▶ **Challenge**
Keep every line where the word "systems" appears; drop the rest.

Collection entries
◇ ◇ ◇ ◇ ◇ ◇ ◇
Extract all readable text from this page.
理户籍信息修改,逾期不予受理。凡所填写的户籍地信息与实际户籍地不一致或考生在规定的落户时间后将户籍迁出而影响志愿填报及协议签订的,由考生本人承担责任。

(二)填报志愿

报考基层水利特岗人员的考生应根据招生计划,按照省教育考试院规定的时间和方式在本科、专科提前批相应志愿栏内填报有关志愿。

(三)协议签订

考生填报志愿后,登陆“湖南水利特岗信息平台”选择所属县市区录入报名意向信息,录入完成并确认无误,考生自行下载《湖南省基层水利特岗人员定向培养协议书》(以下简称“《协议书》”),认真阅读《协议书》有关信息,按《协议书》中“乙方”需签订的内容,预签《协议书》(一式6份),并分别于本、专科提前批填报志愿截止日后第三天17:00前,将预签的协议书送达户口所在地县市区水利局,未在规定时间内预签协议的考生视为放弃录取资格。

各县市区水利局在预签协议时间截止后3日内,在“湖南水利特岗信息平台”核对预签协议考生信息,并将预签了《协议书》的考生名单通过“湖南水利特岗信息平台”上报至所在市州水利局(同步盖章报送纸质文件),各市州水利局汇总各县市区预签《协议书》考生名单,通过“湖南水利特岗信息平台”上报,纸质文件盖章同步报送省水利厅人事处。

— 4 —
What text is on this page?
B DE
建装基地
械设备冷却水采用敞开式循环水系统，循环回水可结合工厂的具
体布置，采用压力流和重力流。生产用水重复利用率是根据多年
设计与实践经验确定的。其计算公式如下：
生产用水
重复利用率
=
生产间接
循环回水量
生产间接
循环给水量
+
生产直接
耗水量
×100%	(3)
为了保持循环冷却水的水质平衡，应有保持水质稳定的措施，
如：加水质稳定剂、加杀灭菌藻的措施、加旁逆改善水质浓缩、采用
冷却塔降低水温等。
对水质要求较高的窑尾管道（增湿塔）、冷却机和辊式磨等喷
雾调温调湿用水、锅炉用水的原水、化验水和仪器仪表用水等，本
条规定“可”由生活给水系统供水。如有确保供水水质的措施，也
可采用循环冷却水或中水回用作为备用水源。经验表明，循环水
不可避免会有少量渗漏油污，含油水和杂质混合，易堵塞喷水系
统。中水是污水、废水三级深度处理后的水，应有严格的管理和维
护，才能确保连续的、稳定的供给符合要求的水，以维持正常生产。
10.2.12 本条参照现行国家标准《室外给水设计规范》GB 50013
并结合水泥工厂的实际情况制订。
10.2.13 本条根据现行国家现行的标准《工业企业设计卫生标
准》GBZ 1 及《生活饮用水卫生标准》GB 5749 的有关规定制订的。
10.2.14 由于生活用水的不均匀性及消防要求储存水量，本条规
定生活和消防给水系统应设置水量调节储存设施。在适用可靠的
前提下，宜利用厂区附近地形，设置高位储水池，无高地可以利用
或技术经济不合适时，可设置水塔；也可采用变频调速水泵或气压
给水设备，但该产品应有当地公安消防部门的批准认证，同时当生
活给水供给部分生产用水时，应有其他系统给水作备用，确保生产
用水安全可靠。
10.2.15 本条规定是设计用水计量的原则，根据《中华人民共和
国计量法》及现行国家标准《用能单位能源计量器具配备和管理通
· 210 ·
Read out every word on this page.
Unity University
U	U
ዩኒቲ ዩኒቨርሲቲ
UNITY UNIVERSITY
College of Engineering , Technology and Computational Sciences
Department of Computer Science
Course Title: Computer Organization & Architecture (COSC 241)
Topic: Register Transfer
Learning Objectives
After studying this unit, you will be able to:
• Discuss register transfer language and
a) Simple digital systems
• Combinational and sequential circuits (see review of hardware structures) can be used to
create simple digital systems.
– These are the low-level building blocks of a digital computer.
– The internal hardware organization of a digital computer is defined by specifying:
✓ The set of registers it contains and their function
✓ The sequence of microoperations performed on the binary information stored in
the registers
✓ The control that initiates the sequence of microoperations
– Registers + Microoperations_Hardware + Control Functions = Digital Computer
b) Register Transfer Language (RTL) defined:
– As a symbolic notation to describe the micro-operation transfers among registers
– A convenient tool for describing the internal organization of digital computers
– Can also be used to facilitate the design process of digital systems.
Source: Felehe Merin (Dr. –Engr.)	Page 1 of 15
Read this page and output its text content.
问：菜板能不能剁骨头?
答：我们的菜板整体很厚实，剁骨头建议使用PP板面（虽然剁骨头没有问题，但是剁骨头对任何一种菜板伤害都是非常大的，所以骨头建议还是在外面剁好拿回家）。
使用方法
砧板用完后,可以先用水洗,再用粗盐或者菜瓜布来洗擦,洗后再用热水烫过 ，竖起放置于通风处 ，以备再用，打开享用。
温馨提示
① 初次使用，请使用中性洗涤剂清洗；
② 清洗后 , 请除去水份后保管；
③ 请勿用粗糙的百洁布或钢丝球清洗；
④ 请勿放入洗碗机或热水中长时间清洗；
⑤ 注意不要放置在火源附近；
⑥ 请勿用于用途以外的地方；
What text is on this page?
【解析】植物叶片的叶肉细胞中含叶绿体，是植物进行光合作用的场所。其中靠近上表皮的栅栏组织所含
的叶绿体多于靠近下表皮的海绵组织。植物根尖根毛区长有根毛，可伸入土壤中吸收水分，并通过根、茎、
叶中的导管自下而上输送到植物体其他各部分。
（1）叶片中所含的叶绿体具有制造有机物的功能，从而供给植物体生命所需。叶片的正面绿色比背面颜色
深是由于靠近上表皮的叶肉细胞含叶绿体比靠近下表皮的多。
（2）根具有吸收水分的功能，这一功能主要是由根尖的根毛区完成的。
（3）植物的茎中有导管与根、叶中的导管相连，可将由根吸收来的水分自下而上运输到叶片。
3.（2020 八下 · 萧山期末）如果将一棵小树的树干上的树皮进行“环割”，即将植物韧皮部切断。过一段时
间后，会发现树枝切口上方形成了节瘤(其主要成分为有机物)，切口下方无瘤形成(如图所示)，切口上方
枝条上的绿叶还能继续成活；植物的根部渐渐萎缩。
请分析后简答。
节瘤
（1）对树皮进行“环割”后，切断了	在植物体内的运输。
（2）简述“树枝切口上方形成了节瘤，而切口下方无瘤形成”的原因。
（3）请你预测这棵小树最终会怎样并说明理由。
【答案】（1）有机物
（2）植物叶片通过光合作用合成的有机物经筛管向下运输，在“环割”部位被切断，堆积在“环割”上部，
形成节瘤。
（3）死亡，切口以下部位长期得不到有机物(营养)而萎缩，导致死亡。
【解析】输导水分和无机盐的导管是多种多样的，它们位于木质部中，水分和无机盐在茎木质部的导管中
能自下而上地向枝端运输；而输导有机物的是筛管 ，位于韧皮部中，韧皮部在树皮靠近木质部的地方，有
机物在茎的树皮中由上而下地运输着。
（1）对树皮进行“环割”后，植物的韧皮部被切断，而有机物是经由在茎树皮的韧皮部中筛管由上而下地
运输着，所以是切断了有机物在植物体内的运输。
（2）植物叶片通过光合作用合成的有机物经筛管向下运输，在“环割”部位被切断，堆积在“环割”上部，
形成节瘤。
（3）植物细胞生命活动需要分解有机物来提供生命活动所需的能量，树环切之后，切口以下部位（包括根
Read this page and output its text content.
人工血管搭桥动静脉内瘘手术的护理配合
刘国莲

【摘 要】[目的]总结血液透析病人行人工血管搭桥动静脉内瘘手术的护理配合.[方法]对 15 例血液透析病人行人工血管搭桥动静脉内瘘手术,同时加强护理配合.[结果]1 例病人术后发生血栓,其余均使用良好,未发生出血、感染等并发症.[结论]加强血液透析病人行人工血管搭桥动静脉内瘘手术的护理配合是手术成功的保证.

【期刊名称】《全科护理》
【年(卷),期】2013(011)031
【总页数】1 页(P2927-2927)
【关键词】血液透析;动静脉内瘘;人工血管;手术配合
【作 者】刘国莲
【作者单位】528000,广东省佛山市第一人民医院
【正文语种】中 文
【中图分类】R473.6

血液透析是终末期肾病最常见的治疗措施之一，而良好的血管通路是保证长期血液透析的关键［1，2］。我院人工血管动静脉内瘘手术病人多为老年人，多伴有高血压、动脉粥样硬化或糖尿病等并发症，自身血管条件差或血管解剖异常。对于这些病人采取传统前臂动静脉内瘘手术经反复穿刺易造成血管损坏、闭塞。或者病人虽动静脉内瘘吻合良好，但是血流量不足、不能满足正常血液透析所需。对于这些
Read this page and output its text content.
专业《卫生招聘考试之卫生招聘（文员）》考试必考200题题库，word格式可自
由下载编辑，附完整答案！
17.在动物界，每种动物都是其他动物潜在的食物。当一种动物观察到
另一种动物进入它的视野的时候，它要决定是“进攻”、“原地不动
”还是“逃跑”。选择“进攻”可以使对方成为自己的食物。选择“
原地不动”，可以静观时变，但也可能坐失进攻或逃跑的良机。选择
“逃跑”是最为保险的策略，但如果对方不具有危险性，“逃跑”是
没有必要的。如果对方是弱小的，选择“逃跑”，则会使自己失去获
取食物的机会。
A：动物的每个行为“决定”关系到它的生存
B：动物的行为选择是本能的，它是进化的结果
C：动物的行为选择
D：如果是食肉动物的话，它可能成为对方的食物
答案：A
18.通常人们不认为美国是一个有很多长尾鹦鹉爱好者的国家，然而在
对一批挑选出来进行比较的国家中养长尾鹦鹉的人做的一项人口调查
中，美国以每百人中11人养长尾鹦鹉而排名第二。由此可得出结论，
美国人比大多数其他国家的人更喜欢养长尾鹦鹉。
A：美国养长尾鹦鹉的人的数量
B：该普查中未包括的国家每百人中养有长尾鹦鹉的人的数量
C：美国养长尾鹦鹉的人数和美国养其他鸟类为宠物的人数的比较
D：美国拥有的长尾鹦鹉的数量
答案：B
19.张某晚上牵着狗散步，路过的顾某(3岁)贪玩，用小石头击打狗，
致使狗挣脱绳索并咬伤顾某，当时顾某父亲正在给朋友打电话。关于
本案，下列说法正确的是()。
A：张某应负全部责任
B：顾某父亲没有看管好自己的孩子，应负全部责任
◇ ◇ ◇ ◇ ◇ ◇ ◇
▶ **Task output**
a) Simple digital systems
create simple digital systems.
– Can also be used to facilitate the design process of digital systems.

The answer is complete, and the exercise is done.